# Start of Recorded data
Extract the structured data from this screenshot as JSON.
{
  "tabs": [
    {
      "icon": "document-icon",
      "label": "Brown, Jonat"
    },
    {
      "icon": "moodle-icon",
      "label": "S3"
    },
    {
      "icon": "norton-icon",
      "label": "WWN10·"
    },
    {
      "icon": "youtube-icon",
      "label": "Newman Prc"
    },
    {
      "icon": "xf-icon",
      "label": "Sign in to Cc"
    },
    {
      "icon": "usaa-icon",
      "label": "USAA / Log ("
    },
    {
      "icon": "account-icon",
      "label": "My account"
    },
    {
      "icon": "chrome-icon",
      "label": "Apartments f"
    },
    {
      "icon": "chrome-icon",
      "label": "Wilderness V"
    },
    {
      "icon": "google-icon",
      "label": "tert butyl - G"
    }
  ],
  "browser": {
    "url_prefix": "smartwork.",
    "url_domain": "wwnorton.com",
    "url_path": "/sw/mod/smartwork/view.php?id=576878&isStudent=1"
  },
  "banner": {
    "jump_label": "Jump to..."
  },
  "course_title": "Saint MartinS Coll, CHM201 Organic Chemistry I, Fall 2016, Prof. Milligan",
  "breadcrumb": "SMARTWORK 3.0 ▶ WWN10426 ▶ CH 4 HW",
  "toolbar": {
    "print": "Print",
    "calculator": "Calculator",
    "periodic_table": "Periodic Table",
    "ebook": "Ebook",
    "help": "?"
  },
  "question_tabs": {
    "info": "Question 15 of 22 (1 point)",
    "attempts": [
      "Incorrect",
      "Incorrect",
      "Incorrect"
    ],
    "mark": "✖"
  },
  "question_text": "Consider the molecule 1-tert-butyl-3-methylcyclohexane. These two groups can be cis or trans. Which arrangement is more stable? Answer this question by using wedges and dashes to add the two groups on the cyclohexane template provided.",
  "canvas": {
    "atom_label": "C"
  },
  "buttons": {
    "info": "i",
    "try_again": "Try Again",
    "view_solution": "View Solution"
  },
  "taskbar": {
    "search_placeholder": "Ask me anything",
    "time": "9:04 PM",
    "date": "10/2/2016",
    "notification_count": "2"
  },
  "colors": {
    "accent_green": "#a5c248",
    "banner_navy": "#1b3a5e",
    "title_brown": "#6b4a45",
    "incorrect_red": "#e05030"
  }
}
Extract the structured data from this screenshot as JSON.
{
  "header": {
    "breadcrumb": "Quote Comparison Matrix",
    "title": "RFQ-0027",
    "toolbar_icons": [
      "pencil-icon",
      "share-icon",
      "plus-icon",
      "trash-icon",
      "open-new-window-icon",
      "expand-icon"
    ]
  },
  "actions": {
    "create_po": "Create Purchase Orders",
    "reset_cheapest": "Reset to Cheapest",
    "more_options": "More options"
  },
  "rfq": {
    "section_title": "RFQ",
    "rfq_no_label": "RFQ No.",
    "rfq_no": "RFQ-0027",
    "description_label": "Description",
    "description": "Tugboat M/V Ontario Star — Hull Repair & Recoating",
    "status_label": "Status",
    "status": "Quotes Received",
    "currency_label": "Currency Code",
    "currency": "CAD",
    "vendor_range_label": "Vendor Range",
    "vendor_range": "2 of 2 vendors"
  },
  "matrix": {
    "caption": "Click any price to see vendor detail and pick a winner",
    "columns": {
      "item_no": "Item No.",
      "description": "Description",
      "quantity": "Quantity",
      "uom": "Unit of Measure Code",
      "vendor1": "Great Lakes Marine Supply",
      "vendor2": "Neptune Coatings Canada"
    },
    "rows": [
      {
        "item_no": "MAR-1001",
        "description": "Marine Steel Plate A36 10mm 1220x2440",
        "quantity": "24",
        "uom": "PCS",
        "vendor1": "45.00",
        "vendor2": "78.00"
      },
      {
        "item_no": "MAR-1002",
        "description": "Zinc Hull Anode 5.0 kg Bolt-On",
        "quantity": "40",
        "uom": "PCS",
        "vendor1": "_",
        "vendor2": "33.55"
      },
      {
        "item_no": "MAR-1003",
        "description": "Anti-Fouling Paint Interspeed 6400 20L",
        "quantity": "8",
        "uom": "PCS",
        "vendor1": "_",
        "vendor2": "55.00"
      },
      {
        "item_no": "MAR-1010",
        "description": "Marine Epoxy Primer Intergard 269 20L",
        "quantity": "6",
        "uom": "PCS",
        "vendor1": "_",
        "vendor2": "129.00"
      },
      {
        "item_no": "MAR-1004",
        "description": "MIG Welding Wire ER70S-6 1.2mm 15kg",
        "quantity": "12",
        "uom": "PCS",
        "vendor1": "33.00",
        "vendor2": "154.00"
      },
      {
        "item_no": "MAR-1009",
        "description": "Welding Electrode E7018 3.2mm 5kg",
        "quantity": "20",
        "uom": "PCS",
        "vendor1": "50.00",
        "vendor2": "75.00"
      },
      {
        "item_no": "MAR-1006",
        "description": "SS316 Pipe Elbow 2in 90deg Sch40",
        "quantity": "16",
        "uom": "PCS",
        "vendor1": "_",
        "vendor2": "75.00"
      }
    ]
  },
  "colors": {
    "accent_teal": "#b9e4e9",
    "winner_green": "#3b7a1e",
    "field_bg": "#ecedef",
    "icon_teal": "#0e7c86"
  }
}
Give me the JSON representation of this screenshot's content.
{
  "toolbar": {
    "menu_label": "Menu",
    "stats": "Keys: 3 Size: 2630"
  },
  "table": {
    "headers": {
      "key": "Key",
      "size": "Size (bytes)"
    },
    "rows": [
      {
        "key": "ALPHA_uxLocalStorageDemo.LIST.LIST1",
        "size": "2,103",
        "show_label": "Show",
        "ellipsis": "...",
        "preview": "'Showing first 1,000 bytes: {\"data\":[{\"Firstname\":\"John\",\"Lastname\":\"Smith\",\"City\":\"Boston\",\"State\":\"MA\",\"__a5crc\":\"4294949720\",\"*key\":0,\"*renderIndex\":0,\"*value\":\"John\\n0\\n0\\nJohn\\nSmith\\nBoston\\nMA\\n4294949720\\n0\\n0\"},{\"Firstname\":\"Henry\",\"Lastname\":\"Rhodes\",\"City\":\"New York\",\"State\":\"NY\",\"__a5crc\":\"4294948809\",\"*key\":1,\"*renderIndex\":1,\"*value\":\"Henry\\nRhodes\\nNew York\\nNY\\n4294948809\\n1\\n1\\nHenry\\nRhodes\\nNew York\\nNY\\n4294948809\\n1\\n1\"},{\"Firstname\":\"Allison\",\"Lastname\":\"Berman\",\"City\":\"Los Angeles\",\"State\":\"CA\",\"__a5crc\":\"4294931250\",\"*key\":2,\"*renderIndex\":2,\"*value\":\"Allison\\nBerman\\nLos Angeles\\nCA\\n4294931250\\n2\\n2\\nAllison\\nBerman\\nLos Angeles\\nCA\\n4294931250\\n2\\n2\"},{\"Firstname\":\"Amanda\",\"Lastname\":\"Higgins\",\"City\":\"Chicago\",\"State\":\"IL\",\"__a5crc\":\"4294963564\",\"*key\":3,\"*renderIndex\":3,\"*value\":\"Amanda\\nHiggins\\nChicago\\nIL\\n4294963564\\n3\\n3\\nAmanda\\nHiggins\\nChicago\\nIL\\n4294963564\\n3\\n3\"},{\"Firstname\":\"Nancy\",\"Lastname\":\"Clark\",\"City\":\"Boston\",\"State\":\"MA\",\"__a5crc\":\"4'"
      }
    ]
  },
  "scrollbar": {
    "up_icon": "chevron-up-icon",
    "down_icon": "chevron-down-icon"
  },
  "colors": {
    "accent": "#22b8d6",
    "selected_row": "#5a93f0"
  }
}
# End of Recorded data
▶ _Description of the task_: Each line of the listing should be copied exactly.

▶ _Solution to this task_:
Extract the structured data from this screenshot as JSON.
{
  "tabs": [
    {
      "icon": "document-icon",
      "label": "Brown, Jonat"
    },
    {
      "icon": "moodle-icon",
      "label": "S3"
    },
    {
      "icon": "norton-icon",
      "label": "WWN10·"
    },
    {
      "icon": "youtube-icon",
      "label": "Newman Prc"
    },
    {
      "icon": "xf-icon",
      "label": "Sign in to Cc"
    },
    {
      "icon": "usaa-icon",
      "label": "USAA / Log ("
    },
    {
      "icon": "account-icon",
      "label": "My account"
    },
    {
      "icon": "chrome-icon",
      "label": "Apartments f"
    },
    {
      "icon": "chrome-icon",
      "label": "Wilderness V"
    },
    {
      "icon": "google-icon",
      "label": "tert butyl - G"
    }
  ],
  "browser": {
    "url_prefix": "smartwork.",
    "url_domain": "wwnorton.com",
    "url_path": "/sw/mod/smartwork/view.php?id=576878&isStudent=1"
  },
  "banner": {
    "jump_label": "Jump to..."
  },
  "course_title": "Saint MartinS Coll, CHM201 Organic Chemistry I, Fall 2016, Prof. Milligan",
  "breadcrumb": "SMARTWORK 3.0 ▶ WWN10426 ▶ CH 4 HW",
  "toolbar": {
    "print": "Print",
    "calculator": "Calculator",
    "periodic_table": "Periodic Table",
    "ebook": "Ebook",
    "help": "?"
  },
  "question_tabs": {
    "info": "Question 15 of 22 (1 point)",
    "attempts": [
      "Incorrect",
      "Incorrect",
      "Incorrect"
    ],
    "mark": "✖"
  },
  "question_text": "Consider the molecule 1-tert-butyl-3-methylcyclohexane. These two groups can be cis or trans. Which arrangement is more stable? Answer this question by using wedges and dashes to add the two groups on the cyclohexane template provided.",
  "canvas": {
    "atom_label": "C"
  },
  "buttons": {
    "info": "i",
    "try_again": "Try Again",
    "view_solution": "View Solution"
  },
  "taskbar": {
    "search_placeholder": "Ask me anything",
    "time": "9:04 PM",
    "date": "10/2/2016",
    "notification_count": "2"
  },
  "colors": {
    "accent_green": "#a5c248",
    "banner_navy": "#1b3a5e",
    "title_brown": "#6b4a45",
    "incorrect_red": "#e05030"
  }
}
Extract the structured data from this screenshot as JSON.
{
  "header": {
    "breadcrumb": "Quote Comparison Matrix",
    "title": "RFQ-0027",
    "toolbar_icons": [
      "pencil-icon",
      "share-icon",
      "plus-icon",
      "trash-icon",
      "open-new-window-icon",
      "expand-icon"
    ]
  },
  "actions": {
    "create_po": "Create Purchase Orders",
    "reset_cheapest": "Reset to Cheapest",
    "more_options": "More options"
  },
  "rfq": {
    "section_title": "RFQ",
    "rfq_no_label": "RFQ No.",
    "rfq_no": "RFQ-0027",
    "description_label": "Description",
    "description": "Tugboat M/V Ontario Star — Hull Repair & Recoating",
    "status_label": "Status",
    "status": "Quotes Received",
    "currency_label": "Currency Code",
    "currency": "CAD",
    "vendor_range_label": "Vendor Range",
    "vendor_range": "2 of 2 vendors"
  },
  "matrix": {
    "caption": "Click any price to see vendor detail and pick a winner",
    "columns": {
      "item_no": "Item No.",
      "description": "Description",
      "quantity": "Quantity",
      "uom": "Unit of Measure Code",
      "vendor1": "Great Lakes Marine Supply",
      "vendor2": "Neptune Coatings Canada"
    },
    "rows": [
      {
        "item_no": "MAR-1001",
        "description": "Marine Steel Plate A36 10mm 1220x2440",
        "quantity": "24",
        "uom": "PCS",
        "vendor1": "45.00",
        "vendor2": "78.00"
      },
      {
        "item_no": "MAR-1002",
        "description": "Zinc Hull Anode 5.0 kg Bolt-On",
        "quantity": "40",
        "uom": "PCS",
        "vendor1": "_",
        "vendor2": "33.55"
      },
      {
        "item_no": "MAR-1003",
        "description": "Anti-Fouling Paint Interspeed 6400 20L",
        "quantity": "8",
        "uom": "PCS",
        "vendor1": "_",
        "vendor2": "55.00"
      },
      {
        "item_no": "MAR-1010",
        "description": "Marine Epoxy Primer Intergard 269 20L",
        "quantity": "6",
        "uom": "PCS",
        "vendor1": "_",
        "vendor2": "129.00"
      },
      {
        "item_no": "MAR-1004",
        "description": "MIG Welding Wire ER70S-6 1.2mm 15kg",
        "quantity": "12",
        "uom": "PCS",
        "vendor1": "33.00",
        "vendor2": "154.00"
      },
      {
        "item_no": "MAR-1009",
        "description": "Welding Electrode E7018 3.2mm 5kg",
        "quantity": "20",
        "uom": "PCS",
        "vendor1": "50.00",
        "vendor2": "75.00"
      },
      {
        "item_no": "MAR-1006",
        "description": "SS316 Pipe Elbow 2in 90deg Sch40",
        "quantity": "16",
        "uom": "PCS",
        "vendor1": "_",
        "vendor2": "75.00"
      }
    ]
  },
  "colors": {
    "accent_teal": "#b9e4e9",
    "winner_green": "#3b7a1e",
    "field_bg": "#ecedef",
    "icon_teal": "#0e7c86"
  }
}
Give me the JSON representation of this screenshot's content.
{
  "toolbar": {
    "menu_label": "Menu",
    "stats": "Keys: 3 Size: 2630"
  },
  "table": {
    "headers": {
      "key": "Key",
      "size": "Size (bytes)"
    },
    "rows": [
      {
        "key": "ALPHA_uxLocalStorageDemo.LIST.LIST1",
        "size": "2,103",
        "show_label": "Show",
        "ellipsis": "...",
        "preview": "'Showing first 1,000 bytes: {\"data\":[{\"Firstname\":\"John\",\"Lastname\":\"Smith\",\"City\":\"Boston\",\"State\":\"MA\",\"__a5crc\":\"4294949720\",\"*key\":0,\"*renderIndex\":0,\"*value\":\"John\\n0\\n0\\nJohn\\nSmith\\nBoston\\nMA\\n4294949720\\n0\\n0\"},{\"Firstname\":\"Henry\",\"Lastname\":\"Rhodes\",\"City\":\"New York\",\"State\":\"NY\",\"__a5crc\":\"4294948809\",\"*key\":1,\"*renderIndex\":1,\"*value\":\"Henry\\nRhodes\\nNew York\\nNY\\n4294948809\\n1\\n1\\nHenry\\nRhodes\\nNew York\\nNY\\n4294948809\\n1\\n1\"},{\"Firstname\":\"Allison\",\"Lastname\":\"Berman\",\"City\":\"Los Angeles\",\"State\":\"CA\",\"__a5crc\":\"4294931250\",\"*key\":2,\"*renderIndex\":2,\"*value\":\"Allison\\nBerman\\nLos Angeles\\nCA\\n4294931250\\n2\\n2\\nAllison\\nBerman\\nLos Angeles\\nCA\\n4294931250\\n2\\n2\"},{\"Firstname\":\"Amanda\",\"Lastname\":\"Higgins\",\"City\":\"Chicago\",\"State\":\"IL\",\"__a5crc\":\"4294963564\",\"*key\":3,\"*renderIndex\":3,\"*value\":\"Amanda\\nHiggins\\nChicago\\nIL\\n4294963564\\n3\\n3\\nAmanda\\nHiggins\\nChicago\\nIL\\n4294963564\\n3\\n3\"},{\"Firstname\":\"Nancy\",\"Lastname\":\"Clark\",\"City\":\"Boston\",\"State\":\"MA\",\"__a5crc\":\"4'"
      }
    ]
  },
  "scrollbar": {
    "up_icon": "chevron-up-icon",
    "down_icon": "chevron-down-icon"
  },
  "colors": {
    "accent": "#22b8d6",
    "selected_row": "#5a93f0"
  }
}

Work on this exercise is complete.